##### Records to process #####
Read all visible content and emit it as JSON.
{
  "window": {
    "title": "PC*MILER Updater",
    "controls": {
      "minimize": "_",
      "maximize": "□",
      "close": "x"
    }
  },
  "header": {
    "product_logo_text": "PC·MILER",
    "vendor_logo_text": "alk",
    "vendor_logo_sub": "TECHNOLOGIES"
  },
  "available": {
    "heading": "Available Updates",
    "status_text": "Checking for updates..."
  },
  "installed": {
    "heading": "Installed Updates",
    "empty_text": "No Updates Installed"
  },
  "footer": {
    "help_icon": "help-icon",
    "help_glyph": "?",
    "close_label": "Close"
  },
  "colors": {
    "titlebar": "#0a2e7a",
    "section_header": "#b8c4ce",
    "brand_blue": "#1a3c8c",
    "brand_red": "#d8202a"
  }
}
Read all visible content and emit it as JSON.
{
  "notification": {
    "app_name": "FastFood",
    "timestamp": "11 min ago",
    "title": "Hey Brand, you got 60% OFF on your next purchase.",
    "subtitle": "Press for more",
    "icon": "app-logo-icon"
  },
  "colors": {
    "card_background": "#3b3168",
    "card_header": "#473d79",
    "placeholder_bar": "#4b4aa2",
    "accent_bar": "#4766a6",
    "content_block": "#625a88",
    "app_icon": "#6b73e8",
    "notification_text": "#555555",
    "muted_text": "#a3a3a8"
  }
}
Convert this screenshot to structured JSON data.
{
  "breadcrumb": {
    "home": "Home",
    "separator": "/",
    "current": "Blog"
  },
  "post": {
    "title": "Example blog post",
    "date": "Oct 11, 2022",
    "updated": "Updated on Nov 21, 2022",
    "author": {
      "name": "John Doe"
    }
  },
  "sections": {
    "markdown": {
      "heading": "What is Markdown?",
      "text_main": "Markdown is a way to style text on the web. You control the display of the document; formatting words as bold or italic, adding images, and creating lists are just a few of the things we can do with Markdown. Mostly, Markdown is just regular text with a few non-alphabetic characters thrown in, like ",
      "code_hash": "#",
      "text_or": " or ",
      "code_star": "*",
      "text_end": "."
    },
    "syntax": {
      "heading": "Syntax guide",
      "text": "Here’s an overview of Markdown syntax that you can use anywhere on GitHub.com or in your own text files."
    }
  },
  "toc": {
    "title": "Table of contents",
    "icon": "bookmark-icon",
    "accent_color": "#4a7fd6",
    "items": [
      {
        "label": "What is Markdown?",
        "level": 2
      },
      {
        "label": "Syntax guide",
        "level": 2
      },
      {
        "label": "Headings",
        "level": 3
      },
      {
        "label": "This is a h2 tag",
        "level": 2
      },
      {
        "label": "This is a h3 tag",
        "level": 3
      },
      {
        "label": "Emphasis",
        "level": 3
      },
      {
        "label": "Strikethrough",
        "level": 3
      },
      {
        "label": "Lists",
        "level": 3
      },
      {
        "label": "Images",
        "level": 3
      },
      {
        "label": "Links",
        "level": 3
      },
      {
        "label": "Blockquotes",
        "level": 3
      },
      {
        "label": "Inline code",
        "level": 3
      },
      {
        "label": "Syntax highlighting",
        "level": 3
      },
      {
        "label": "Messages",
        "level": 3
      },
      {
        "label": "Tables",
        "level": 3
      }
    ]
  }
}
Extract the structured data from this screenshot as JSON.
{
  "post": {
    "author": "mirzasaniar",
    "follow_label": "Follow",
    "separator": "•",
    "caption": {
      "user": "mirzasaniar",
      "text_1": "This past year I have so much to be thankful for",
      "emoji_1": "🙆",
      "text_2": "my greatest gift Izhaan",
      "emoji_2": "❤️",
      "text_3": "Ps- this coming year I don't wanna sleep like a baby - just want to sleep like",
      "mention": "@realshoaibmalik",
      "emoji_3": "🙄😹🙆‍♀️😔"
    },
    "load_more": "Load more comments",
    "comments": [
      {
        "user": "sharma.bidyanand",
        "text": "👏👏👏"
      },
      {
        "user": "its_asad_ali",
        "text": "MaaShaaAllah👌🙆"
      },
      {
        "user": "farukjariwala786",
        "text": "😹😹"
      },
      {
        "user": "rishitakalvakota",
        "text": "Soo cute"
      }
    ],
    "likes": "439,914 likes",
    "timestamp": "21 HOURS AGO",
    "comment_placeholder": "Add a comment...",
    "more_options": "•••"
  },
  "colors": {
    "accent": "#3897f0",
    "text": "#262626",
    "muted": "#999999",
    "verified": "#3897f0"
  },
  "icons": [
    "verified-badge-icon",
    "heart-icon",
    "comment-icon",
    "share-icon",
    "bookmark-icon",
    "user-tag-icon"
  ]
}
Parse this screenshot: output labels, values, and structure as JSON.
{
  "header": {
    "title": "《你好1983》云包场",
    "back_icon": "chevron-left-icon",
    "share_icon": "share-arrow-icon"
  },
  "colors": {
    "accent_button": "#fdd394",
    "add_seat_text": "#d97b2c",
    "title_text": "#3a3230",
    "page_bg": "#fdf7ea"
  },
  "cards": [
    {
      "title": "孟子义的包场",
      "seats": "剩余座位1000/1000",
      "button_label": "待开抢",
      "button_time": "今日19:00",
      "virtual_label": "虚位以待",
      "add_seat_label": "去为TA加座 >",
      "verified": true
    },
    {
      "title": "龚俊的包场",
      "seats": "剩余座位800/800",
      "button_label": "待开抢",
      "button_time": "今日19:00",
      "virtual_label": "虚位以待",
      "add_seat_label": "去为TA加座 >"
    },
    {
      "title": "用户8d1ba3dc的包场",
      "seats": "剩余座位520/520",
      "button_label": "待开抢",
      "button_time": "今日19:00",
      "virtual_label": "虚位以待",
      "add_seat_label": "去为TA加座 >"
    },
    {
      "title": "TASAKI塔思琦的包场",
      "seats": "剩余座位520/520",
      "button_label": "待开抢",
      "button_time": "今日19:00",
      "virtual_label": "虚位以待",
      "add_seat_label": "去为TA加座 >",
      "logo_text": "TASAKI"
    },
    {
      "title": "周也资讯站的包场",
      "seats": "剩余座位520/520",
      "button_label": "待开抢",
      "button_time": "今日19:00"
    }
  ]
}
#####
- _Your task_
Extract all lines as given.

- _Result_
Read all visible content and emit it as JSON.
{
  "window": {
    "title": "PC*MILER Updater",
    "controls": {
      "minimize": "_",
      "maximize": "□",
      "close": "x"
    }
  },
  "header": {
    "product_logo_text": "PC·MILER",
    "vendor_logo_text": "alk",
    "vendor_logo_sub": "TECHNOLOGIES"
  },
  "available": {
    "heading": "Available Updates",
    "status_text": "Checking for updates..."
  },
  "installed": {
    "heading": "Installed Updates",
    "empty_text": "No Updates Installed"
  },
  "footer": {
    "help_icon": "help-icon",
    "help_glyph": "?",
    "close_label": "Close"
  },
  "colors": {
    "titlebar": "#0a2e7a",
    "section_header": "#b8c4ce",
    "brand_blue": "#1a3c8c",
    "brand_red": "#d8202a"
  }
}
Read all visible content and emit it as JSON.
{
  "notification": {
    "app_name": "FastFood",
    "timestamp": "11 min ago",
    "title": "Hey Brand, you got 60% OFF on your next purchase.",
    "subtitle": "Press for more",
    "icon": "app-logo-icon"
  },
  "colors": {
    "card_background": "#3b3168",
    "card_header": "#473d79",
    "placeholder_bar": "#4b4aa2",
    "accent_bar": "#4766a6",
    "content_block": "#625a88",
    "app_icon": "#6b73e8",
    "notification_text": "#555555",
    "muted_text": "#a3a3a8"
  }
}
Convert this screenshot to structured JSON data.
{
  "breadcrumb": {
    "home": "Home",
    "separator": "/",
    "current": "Blog"
  },
  "post": {
    "title": "Example blog post",
    "date": "Oct 11, 2022",
    "updated": "Updated on Nov 21, 2022",
    "author": {
      "name": "John Doe"
    }
  },
  "sections": {
    "markdown": {
      "heading": "What is Markdown?",
      "text_main": "Markdown is a way to style text on the web. You control the display of the document; formatting words as bold or italic, adding images, and creating lists are just a few of the things we can do with Markdown. Mostly, Markdown is just regular text with a few non-alphabetic characters thrown in, like ",
      "code_hash": "#",
      "text_or": " or ",
      "code_star": "*",
      "text_end": "."
    },
    "syntax": {
      "heading": "Syntax guide",
      "text": "Here’s an overview of Markdown syntax that you can use anywhere on GitHub.com or in your own text files."
    }
  },
  "toc": {
    "title": "Table of contents",
    "icon": "bookmark-icon",
    "accent_color": "#4a7fd6",
    "items": [
      {
        "label": "What is Markdown?",
        "level": 2
      },
      {
        "label": "Syntax guide",
        "level": 2
      },
      {
        "label": "Headings",
        "level": 3
      },
      {
        "label": "This is a h2 tag",
        "level": 2
      },
      {
        "label": "This is a h3 tag",
        "level": 3
      },
      {
        "label": "Emphasis",
        "level": 3
      },
      {
        "label": "Strikethrough",
        "level": 3
      },
      {
        "label": "Lists",
        "level": 3
      },
      {
        "label": "Images",
        "level": 3
      },
      {
        "label": "Links",
        "level": 3
      },
      {
        "label": "Blockquotes",
        "level": 3
      },
      {
        "label": "Inline code",
        "level": 3
      },
      {
        "label": "Syntax highlighting",
        "level": 3
      },
      {
        "label": "Messages",
        "level": 3
      },
      {
        "label": "Tables",
        "level": 3
      }
    ]
  }
}
Extract the structured data from this screenshot as JSON.
{
  "post": {
    "author": "mirzasaniar",
    "follow_label": "Follow",
    "separator": "•",
    "caption": {
      "user": "mirzasaniar",
      "text_1": "This past year I have so much to be thankful for",
      "emoji_1": "🙆",
      "text_2": "my greatest gift Izhaan",
      "emoji_2": "❤️",
      "text_3": "Ps- this coming year I don't wanna sleep like a baby - just want to sleep like",
      "mention": "@realshoaibmalik",
      "emoji_3": "🙄😹🙆‍♀️😔"
    },
    "load_more": "Load more comments",
    "comments": [
      {
        "user": "sharma.bidyanand",
        "text": "👏👏👏"
      },
      {
        "user": "its_asad_ali",
        "text": "MaaShaaAllah👌🙆"
      },
      {
        "user": "farukjariwala786",
        "text": "😹😹"
      },
      {
        "user": "rishitakalvakota",
        "text": "Soo cute"
      }
    ],
    "likes": "439,914 likes",
    "timestamp": "21 HOURS AGO",
    "comment_placeholder": "Add a comment...",
    "more_options": "•••"
  },
  "colors": {
    "accent": "#3897f0",
    "text": "#262626",
    "muted": "#999999",
    "verified": "#3897f0"
  },
  "icons": [
    "verified-badge-icon",
    "heart-icon",
    "comment-icon",
    "share-icon",
    "bookmark-icon",
    "user-tag-icon"
  ]
}
Parse this screenshot: output labels, values, and structure as JSON.
{
  "header": {
    "title": "《你好1983》云包场",
    "back_icon": "chevron-left-icon",
    "share_icon": "share-arrow-icon"
  },
  "colors": {
    "accent_button": "#fdd394",
    "add_seat_text": "#d97b2c",
    "title_text": "#3a3230",
    "page_bg": "#fdf7ea"
  },
  "cards": [
    {
      "title": "孟子义的包场",
      "seats": "剩余座位1000/1000",
      "button_label": "待开抢",
      "button_time": "今日19:00",
      "virtual_label": "虚位以待",
      "add_seat_label": "去为TA加座 >",
      "verified": true
    },
    {
      "title": "龚俊的包场",
      "seats": "剩余座位800/800",
      "button_label": "待开抢",
      "button_time": "今日19:00",
      "virtual_label": "虚位以待",
      "add_seat_label": "去为TA加座 >"
    },
    {
      "title": "用户8d1ba3dc的包场",
      "seats": "剩余座位520/520",
      "button_label": "待开抢",
      "button_time": "今日19:00",
      "virtual_label": "虚位以待",
      "add_seat_label": "去为TA加座 >"
    },
    {
      "title": "TASAKI塔思琦的包场",
      "seats": "剩余座位520/520",
      "button_label": "待开抢",
      "button_time": "今日19:00",
      "virtual_label": "虚位以待",
      "add_seat_label": "去为TA加座 >",
      "logo_text": "TASAKI"
    },
    {
      "title": "周也资讯站的包场",
      "seats": "剩余座位520/520",
      "button_label": "待开抢",
      "button_time": "今日19:00"
    }
  ]
}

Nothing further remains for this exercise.